- **Task**: Your task is to repeat the entries exactly. Leave the pictures out.

-------- Input material

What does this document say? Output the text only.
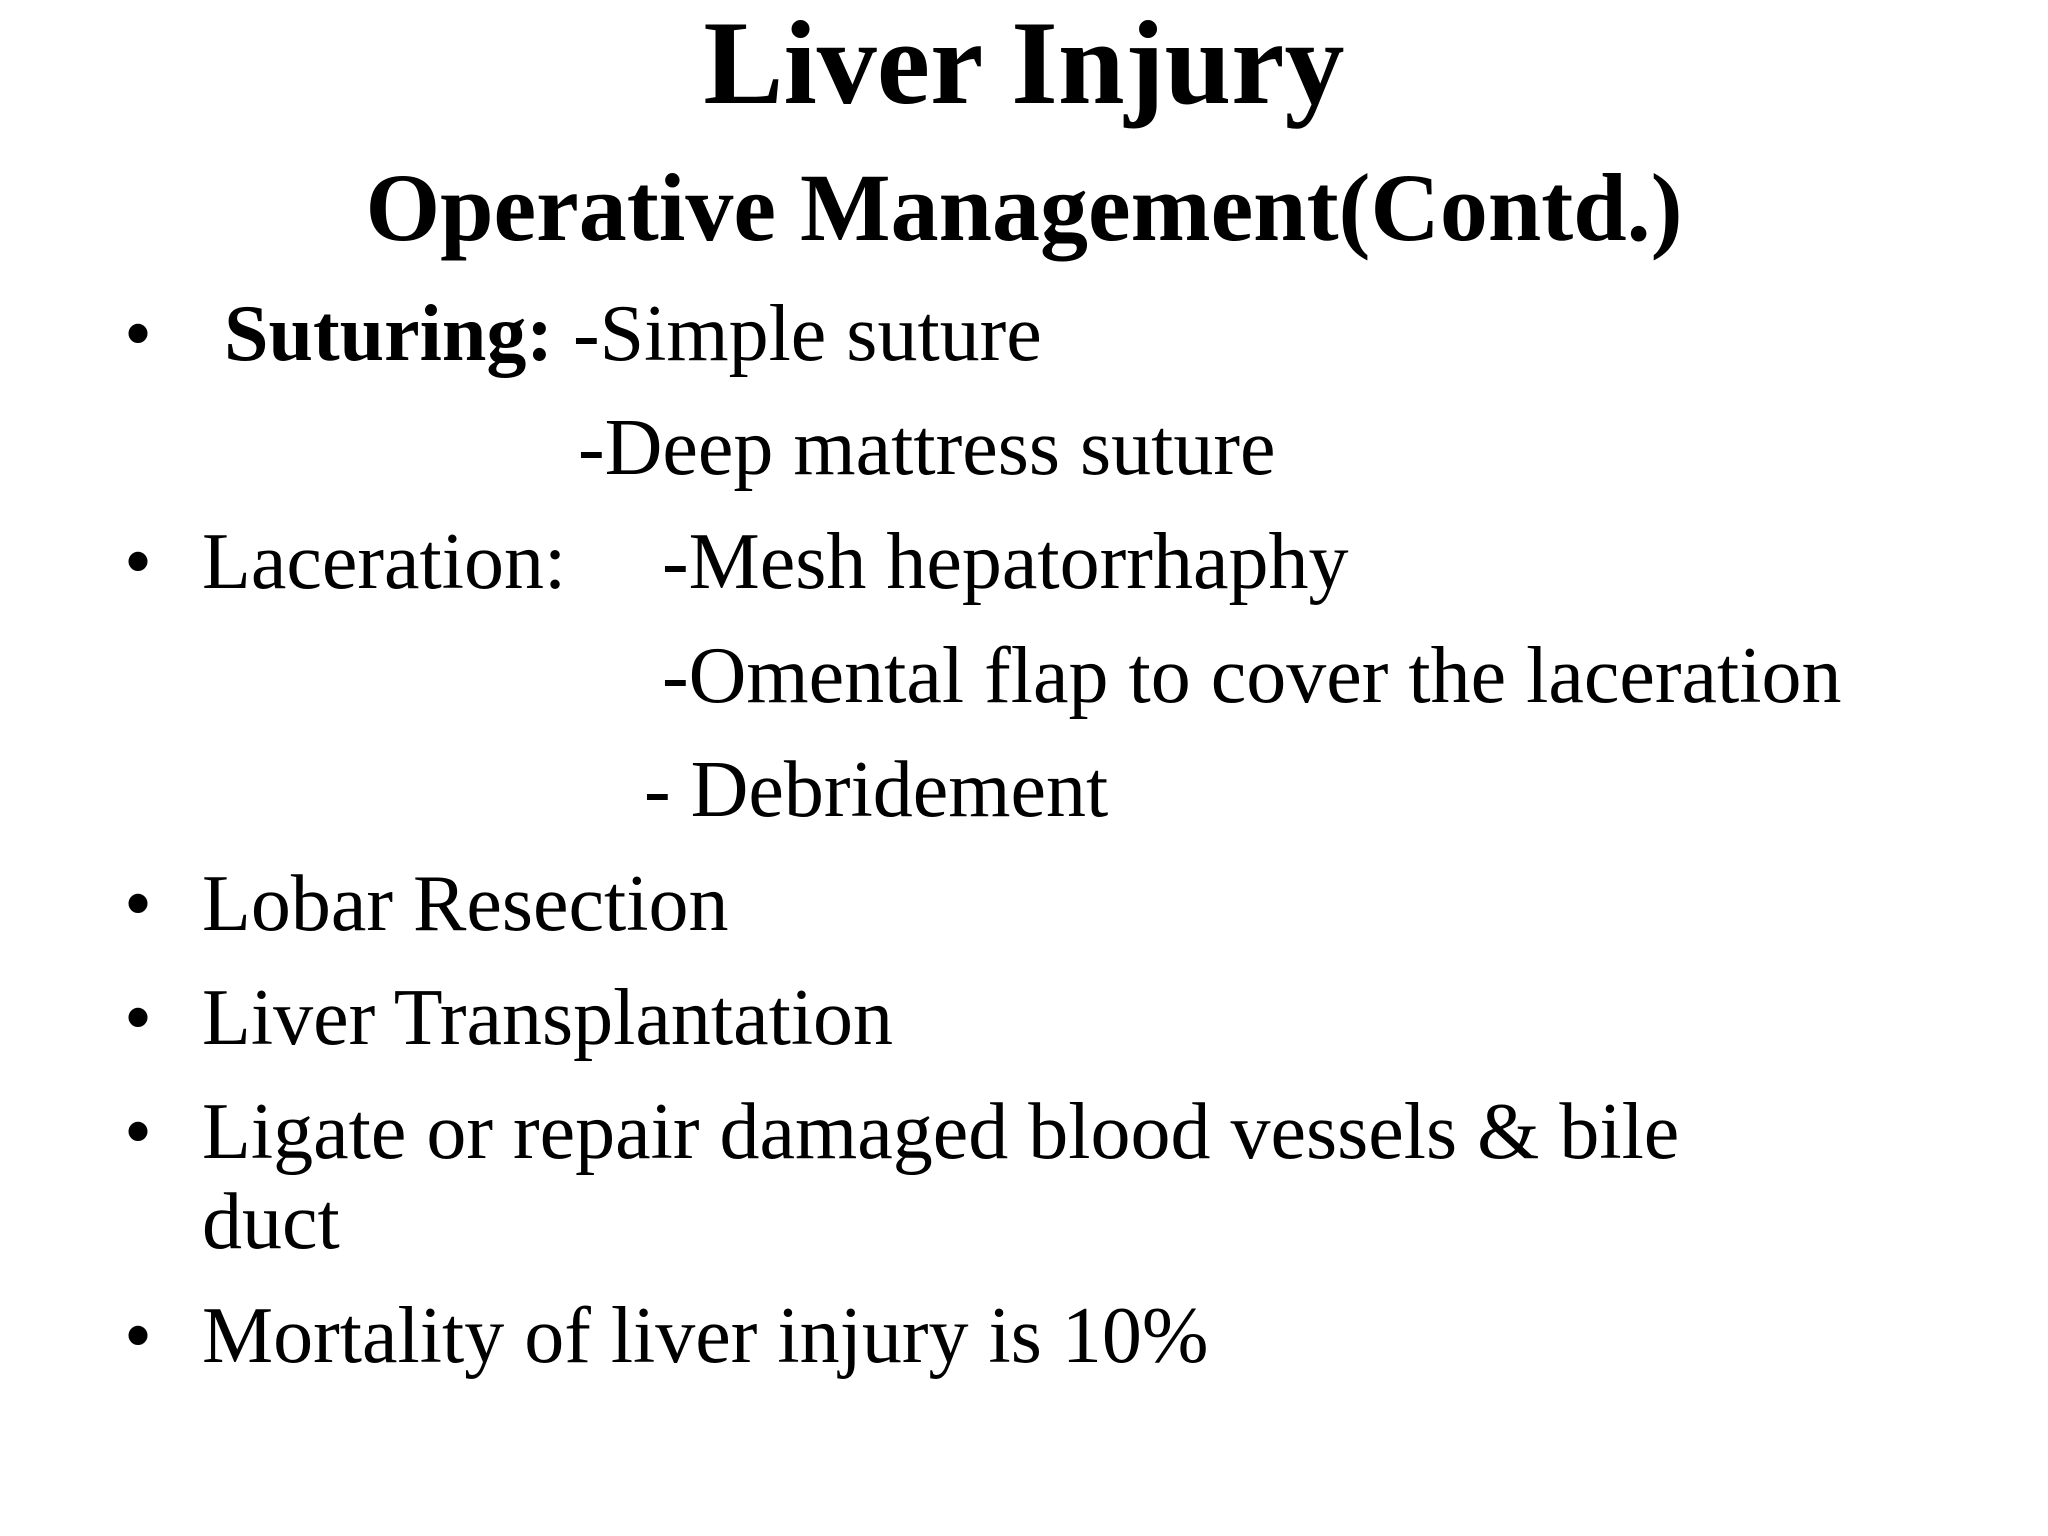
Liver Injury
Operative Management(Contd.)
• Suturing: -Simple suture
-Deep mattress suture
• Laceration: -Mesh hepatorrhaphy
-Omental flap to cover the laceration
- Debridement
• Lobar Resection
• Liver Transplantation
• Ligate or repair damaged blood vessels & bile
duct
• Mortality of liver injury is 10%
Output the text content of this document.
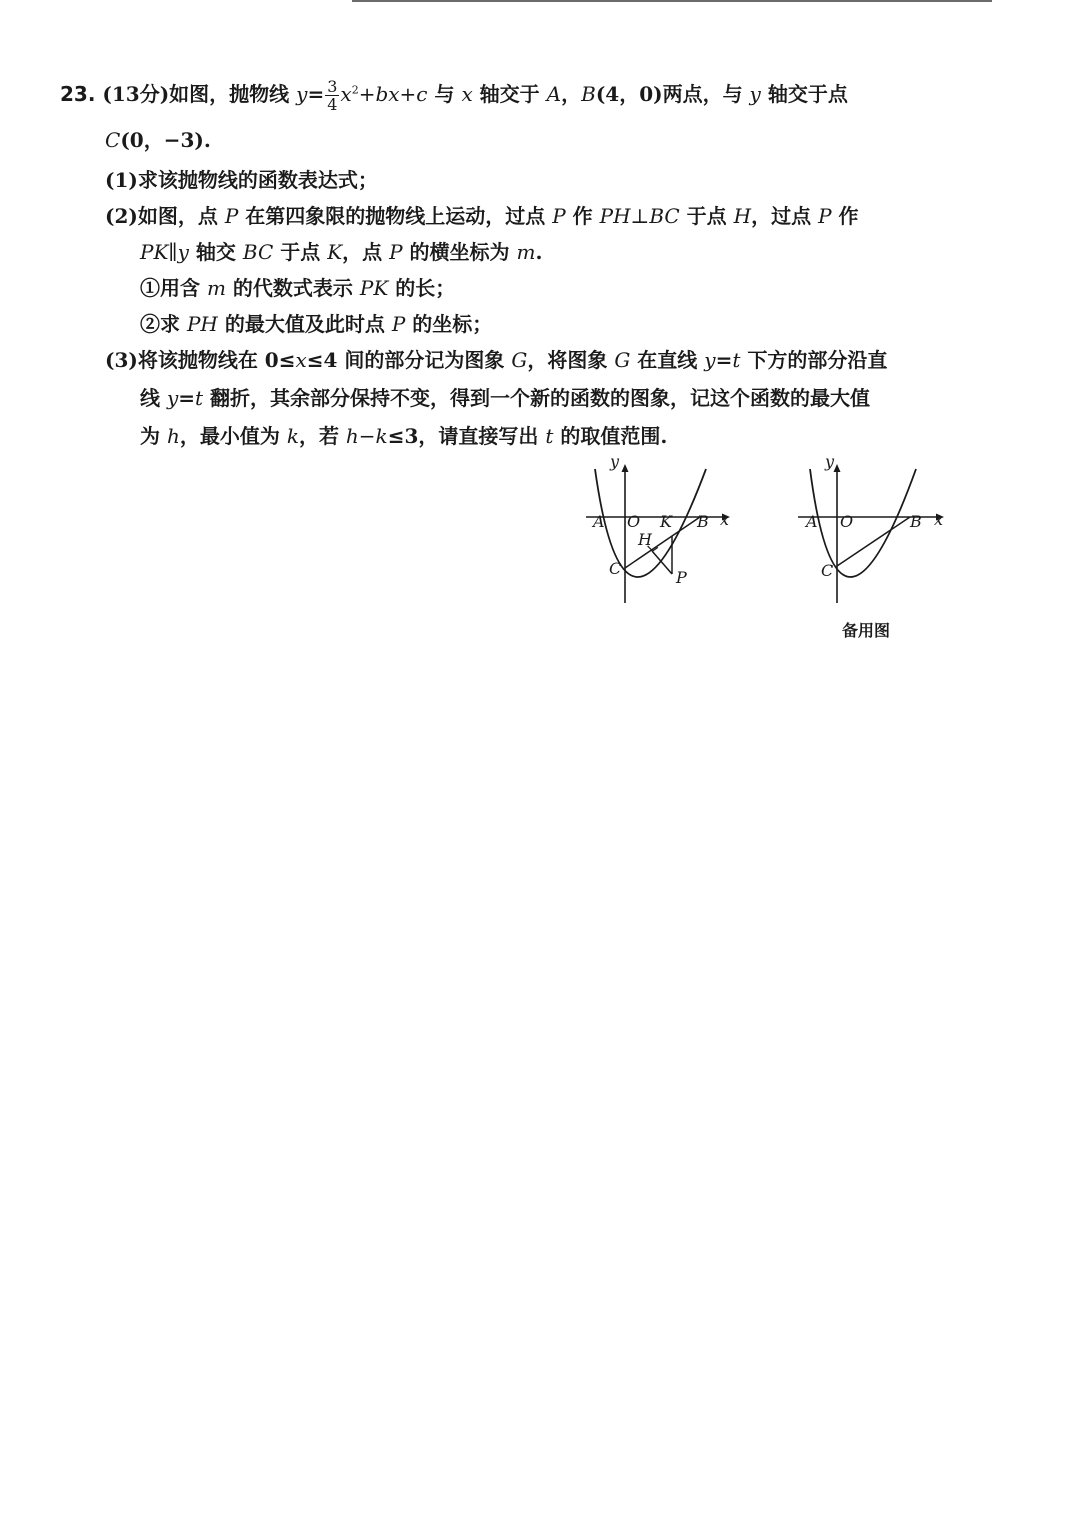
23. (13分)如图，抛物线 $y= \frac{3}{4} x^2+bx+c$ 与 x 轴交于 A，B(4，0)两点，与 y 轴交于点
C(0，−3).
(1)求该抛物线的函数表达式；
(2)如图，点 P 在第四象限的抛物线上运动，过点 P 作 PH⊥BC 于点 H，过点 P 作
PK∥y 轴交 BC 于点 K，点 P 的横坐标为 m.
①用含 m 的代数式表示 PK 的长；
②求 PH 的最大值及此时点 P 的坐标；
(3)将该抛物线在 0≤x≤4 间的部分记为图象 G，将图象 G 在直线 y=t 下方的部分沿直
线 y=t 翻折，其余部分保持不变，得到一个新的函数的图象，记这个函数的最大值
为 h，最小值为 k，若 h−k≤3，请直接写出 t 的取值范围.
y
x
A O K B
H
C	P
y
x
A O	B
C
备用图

----------------

- **Full answer**:
What does this document say? Output the text only.
Liver Injury
Operative Management(Contd.)
• Suturing: -Simple suture
-Deep mattress suture
• Laceration: -Mesh hepatorrhaphy
-Omental flap to cover the laceration
- Debridement
• Lobar Resection
• Liver Transplantation
• Ligate or repair damaged blood vessels & bile
duct
• Mortality of liver injury is 10%
Output the text content of this document.
23. (13分)如图，抛物线 $y= \frac{3}{4} x^2+bx+c$ 与 x 轴交于 A，B(4，0)两点，与 y 轴交于点
C(0，−3).
(1)求该抛物线的函数表达式；
(2)如图，点 P 在第四象限的抛物线上运动，过点 P 作 PH⊥BC 于点 H，过点 P 作
PK∥y 轴交 BC 于点 K，点 P 的横坐标为 m.
①用含 m 的代数式表示 PK 的长；
②求 PH 的最大值及此时点 P 的坐标；
(3)将该抛物线在 0≤x≤4 间的部分记为图象 G，将图象 G 在直线 y=t 下方的部分沿直
线 y=t 翻折，其余部分保持不变，得到一个新的函数的图象，记这个函数的最大值
为 h，最小值为 k，若 h−k≤3，请直接写出 t 的取值范围.
y
x
A O K B
H
C	P
y
x
A O	B
C
备用图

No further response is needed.